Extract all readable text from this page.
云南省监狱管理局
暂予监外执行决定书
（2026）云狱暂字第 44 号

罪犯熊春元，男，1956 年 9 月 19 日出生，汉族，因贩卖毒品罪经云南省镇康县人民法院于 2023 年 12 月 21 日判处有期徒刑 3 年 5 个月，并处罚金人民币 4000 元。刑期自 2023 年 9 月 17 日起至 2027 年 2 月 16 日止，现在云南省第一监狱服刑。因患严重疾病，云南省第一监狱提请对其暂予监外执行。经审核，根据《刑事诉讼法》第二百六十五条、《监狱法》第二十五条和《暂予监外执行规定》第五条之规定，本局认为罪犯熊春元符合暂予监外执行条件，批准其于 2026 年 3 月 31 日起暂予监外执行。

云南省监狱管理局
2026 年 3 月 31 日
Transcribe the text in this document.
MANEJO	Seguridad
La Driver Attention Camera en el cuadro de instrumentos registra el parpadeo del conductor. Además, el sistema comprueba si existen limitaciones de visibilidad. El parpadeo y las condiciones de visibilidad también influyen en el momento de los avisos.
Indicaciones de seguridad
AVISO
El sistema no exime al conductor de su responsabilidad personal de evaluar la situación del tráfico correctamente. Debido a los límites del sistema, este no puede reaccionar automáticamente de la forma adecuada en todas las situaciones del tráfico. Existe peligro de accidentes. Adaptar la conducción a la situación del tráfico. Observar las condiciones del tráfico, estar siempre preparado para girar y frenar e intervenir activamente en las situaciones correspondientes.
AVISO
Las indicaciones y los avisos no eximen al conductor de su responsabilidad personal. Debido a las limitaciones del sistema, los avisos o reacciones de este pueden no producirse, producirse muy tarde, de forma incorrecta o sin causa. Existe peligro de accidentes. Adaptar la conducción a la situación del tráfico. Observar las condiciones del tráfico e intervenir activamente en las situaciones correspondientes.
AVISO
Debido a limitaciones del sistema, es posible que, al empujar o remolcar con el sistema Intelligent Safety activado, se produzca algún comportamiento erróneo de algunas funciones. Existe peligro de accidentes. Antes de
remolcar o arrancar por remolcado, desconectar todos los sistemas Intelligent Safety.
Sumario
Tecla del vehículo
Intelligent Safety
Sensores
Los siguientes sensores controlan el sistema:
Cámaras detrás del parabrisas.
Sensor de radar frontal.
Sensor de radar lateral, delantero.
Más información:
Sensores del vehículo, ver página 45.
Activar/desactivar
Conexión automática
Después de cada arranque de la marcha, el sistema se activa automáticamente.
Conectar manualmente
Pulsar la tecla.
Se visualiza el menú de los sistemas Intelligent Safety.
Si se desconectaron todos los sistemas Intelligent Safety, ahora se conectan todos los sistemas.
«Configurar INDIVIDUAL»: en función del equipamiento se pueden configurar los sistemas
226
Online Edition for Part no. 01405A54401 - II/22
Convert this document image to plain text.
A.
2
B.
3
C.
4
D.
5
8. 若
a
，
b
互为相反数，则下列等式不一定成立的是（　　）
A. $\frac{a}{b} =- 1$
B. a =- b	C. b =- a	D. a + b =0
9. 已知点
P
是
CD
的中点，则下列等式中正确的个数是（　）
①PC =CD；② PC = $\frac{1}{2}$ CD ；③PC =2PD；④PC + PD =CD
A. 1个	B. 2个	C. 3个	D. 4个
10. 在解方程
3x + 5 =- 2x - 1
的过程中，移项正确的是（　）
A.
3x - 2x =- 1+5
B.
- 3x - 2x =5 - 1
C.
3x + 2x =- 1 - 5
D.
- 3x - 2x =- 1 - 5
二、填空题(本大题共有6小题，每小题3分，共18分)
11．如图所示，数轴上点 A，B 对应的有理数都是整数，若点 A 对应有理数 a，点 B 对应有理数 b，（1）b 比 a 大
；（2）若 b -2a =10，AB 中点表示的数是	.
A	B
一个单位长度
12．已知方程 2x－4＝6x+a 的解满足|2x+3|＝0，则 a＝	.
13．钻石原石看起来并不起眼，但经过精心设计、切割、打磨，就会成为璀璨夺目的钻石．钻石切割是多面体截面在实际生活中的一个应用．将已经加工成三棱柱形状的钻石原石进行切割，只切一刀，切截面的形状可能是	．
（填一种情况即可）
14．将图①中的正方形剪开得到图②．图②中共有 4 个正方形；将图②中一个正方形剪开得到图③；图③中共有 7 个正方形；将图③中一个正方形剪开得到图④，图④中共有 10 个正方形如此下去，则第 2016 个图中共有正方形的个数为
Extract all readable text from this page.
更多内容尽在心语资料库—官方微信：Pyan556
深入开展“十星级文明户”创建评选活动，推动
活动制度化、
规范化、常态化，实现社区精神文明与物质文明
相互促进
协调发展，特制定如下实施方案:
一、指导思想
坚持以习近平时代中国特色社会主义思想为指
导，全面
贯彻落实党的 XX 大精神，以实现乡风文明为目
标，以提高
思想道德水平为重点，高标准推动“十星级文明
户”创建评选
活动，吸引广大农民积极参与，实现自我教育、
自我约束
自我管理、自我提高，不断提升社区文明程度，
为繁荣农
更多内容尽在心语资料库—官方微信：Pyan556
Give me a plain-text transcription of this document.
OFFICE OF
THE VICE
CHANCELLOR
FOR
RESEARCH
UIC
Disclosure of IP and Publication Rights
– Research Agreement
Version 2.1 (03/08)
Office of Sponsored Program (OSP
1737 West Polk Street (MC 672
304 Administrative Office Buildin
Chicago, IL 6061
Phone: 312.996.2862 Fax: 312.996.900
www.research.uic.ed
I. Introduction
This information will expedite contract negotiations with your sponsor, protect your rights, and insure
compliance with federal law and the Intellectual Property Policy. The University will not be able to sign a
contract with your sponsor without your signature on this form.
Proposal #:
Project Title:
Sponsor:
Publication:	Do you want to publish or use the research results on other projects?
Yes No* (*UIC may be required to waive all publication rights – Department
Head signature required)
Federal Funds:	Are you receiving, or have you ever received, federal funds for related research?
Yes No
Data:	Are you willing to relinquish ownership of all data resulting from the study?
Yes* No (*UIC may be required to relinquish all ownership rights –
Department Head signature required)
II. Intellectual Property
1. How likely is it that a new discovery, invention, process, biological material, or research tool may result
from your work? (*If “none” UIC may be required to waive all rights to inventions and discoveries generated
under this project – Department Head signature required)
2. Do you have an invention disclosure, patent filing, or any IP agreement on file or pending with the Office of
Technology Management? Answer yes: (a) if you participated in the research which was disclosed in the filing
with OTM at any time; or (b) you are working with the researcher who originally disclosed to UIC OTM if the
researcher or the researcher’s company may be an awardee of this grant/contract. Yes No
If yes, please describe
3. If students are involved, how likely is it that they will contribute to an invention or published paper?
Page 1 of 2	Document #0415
----------------------------------------
Using the data above, reproduce every line exactly.

Reply to the exercise
Extract all readable text from this page.
云南省监狱管理局
暂予监外执行决定书
（2026）云狱暂字第 44 号

罪犯熊春元，男，1956 年 9 月 19 日出生，汉族，因贩卖毒品罪经云南省镇康县人民法院于 2023 年 12 月 21 日判处有期徒刑 3 年 5 个月，并处罚金人民币 4000 元。刑期自 2023 年 9 月 17 日起至 2027 年 2 月 16 日止，现在云南省第一监狱服刑。因患严重疾病，云南省第一监狱提请对其暂予监外执行。经审核，根据《刑事诉讼法》第二百六十五条、《监狱法》第二十五条和《暂予监外执行规定》第五条之规定，本局认为罪犯熊春元符合暂予监外执行条件，批准其于 2026 年 3 月 31 日起暂予监外执行。

云南省监狱管理局
2026 年 3 月 31 日
Transcribe the text in this document.
MANEJO	Seguridad
La Driver Attention Camera en el cuadro de instrumentos registra el parpadeo del conductor. Además, el sistema comprueba si existen limitaciones de visibilidad. El parpadeo y las condiciones de visibilidad también influyen en el momento de los avisos.
Indicaciones de seguridad
AVISO
El sistema no exime al conductor de su responsabilidad personal de evaluar la situación del tráfico correctamente. Debido a los límites del sistema, este no puede reaccionar automáticamente de la forma adecuada en todas las situaciones del tráfico. Existe peligro de accidentes. Adaptar la conducción a la situación del tráfico. Observar las condiciones del tráfico, estar siempre preparado para girar y frenar e intervenir activamente en las situaciones correspondientes.
AVISO
Las indicaciones y los avisos no eximen al conductor de su responsabilidad personal. Debido a las limitaciones del sistema, los avisos o reacciones de este pueden no producirse, producirse muy tarde, de forma incorrecta o sin causa. Existe peligro de accidentes. Adaptar la conducción a la situación del tráfico. Observar las condiciones del tráfico e intervenir activamente en las situaciones correspondientes.
AVISO
Debido a limitaciones del sistema, es posible que, al empujar o remolcar con el sistema Intelligent Safety activado, se produzca algún comportamiento erróneo de algunas funciones. Existe peligro de accidentes. Antes de
remolcar o arrancar por remolcado, desconectar todos los sistemas Intelligent Safety.
Sumario
Tecla del vehículo
Intelligent Safety
Sensores
Los siguientes sensores controlan el sistema:
Cámaras detrás del parabrisas.
Sensor de radar frontal.
Sensor de radar lateral, delantero.
Más información:
Sensores del vehículo, ver página 45.
Activar/desactivar
Conexión automática
Después de cada arranque de la marcha, el sistema se activa automáticamente.
Conectar manualmente
Pulsar la tecla.
Se visualiza el menú de los sistemas Intelligent Safety.
Si se desconectaron todos los sistemas Intelligent Safety, ahora se conectan todos los sistemas.
«Configurar INDIVIDUAL»: en función del equipamiento se pueden configurar los sistemas
226
Online Edition for Part no. 01405A54401 - II/22
Convert this document image to plain text.
A.
2
B.
3
C.
4
D.
5
8. 若
a
，
b
互为相反数，则下列等式不一定成立的是（　　）
A. $\frac{a}{b} =- 1$
B. a =- b	C. b =- a	D. a + b =0
9. 已知点
P
是
CD
的中点，则下列等式中正确的个数是（　）
①PC =CD；② PC = $\frac{1}{2}$ CD ；③PC =2PD；④PC + PD =CD
A. 1个	B. 2个	C. 3个	D. 4个
10. 在解方程
3x + 5 =- 2x - 1
的过程中，移项正确的是（　）
A.
3x - 2x =- 1+5
B.
- 3x - 2x =5 - 1
C.
3x + 2x =- 1 - 5
D.
- 3x - 2x =- 1 - 5
二、填空题(本大题共有6小题，每小题3分，共18分)
11．如图所示，数轴上点 A，B 对应的有理数都是整数，若点 A 对应有理数 a，点 B 对应有理数 b，（1）b 比 a 大
；（2）若 b -2a =10，AB 中点表示的数是	.
A	B
一个单位长度
12．已知方程 2x－4＝6x+a 的解满足|2x+3|＝0，则 a＝	.
13．钻石原石看起来并不起眼，但经过精心设计、切割、打磨，就会成为璀璨夺目的钻石．钻石切割是多面体截面在实际生活中的一个应用．将已经加工成三棱柱形状的钻石原石进行切割，只切一刀，切截面的形状可能是	．
（填一种情况即可）
14．将图①中的正方形剪开得到图②．图②中共有 4 个正方形；将图②中一个正方形剪开得到图③；图③中共有 7 个正方形；将图③中一个正方形剪开得到图④，图④中共有 10 个正方形如此下去，则第 2016 个图中共有正方形的个数为
Extract all readable text from this page.
更多内容尽在心语资料库—官方微信：Pyan556
深入开展“十星级文明户”创建评选活动，推动
活动制度化、
规范化、常态化，实现社区精神文明与物质文明
相互促进
协调发展，特制定如下实施方案:
一、指导思想
坚持以习近平时代中国特色社会主义思想为指
导，全面
贯彻落实党的 XX 大精神，以实现乡风文明为目
标，以提高
思想道德水平为重点，高标准推动“十星级文明
户”创建评选
活动，吸引广大农民积极参与，实现自我教育、
自我约束
自我管理、自我提高，不断提升社区文明程度，
为繁荣农
更多内容尽在心语资料库—官方微信：Pyan556
Give me a plain-text transcription of this document.
OFFICE OF
THE VICE
CHANCELLOR
FOR
RESEARCH
UIC
Disclosure of IP and Publication Rights
– Research Agreement
Version 2.1 (03/08)
Office of Sponsored Program (OSP
1737 West Polk Street (MC 672
304 Administrative Office Buildin
Chicago, IL 6061
Phone: 312.996.2862 Fax: 312.996.900
www.research.uic.ed
I. Introduction
This information will expedite contract negotiations with your sponsor, protect your rights, and insure
compliance with federal law and the Intellectual Property Policy. The University will not be able to sign a
contract with your sponsor without your signature on this form.
Proposal #:
Project Title:
Sponsor:
Publication:	Do you want to publish or use the research results on other projects?
Yes No* (*UIC may be required to waive all publication rights – Department
Head signature required)
Federal Funds:	Are you receiving, or have you ever received, federal funds for related research?
Yes No
Data:	Are you willing to relinquish ownership of all data resulting from the study?
Yes* No (*UIC may be required to relinquish all ownership rights –
Department Head signature required)
II. Intellectual Property
1. How likely is it that a new discovery, invention, process, biological material, or research tool may result
from your work? (*If “none” UIC may be required to waive all rights to inventions and discoveries generated
under this project – Department Head signature required)
2. Do you have an invention disclosure, patent filing, or any IP agreement on file or pending with the Office of
Technology Management? Answer yes: (a) if you participated in the research which was disclosed in the filing
with OTM at any time; or (b) you are working with the researcher who originally disclosed to UIC OTM if the
researcher or the researcher’s company may be an awardee of this grant/contract. Yes No
If yes, please describe
3. If students are involved, how likely is it that they will contribute to an invention or published paper?
Page 1 of 2	Document #0415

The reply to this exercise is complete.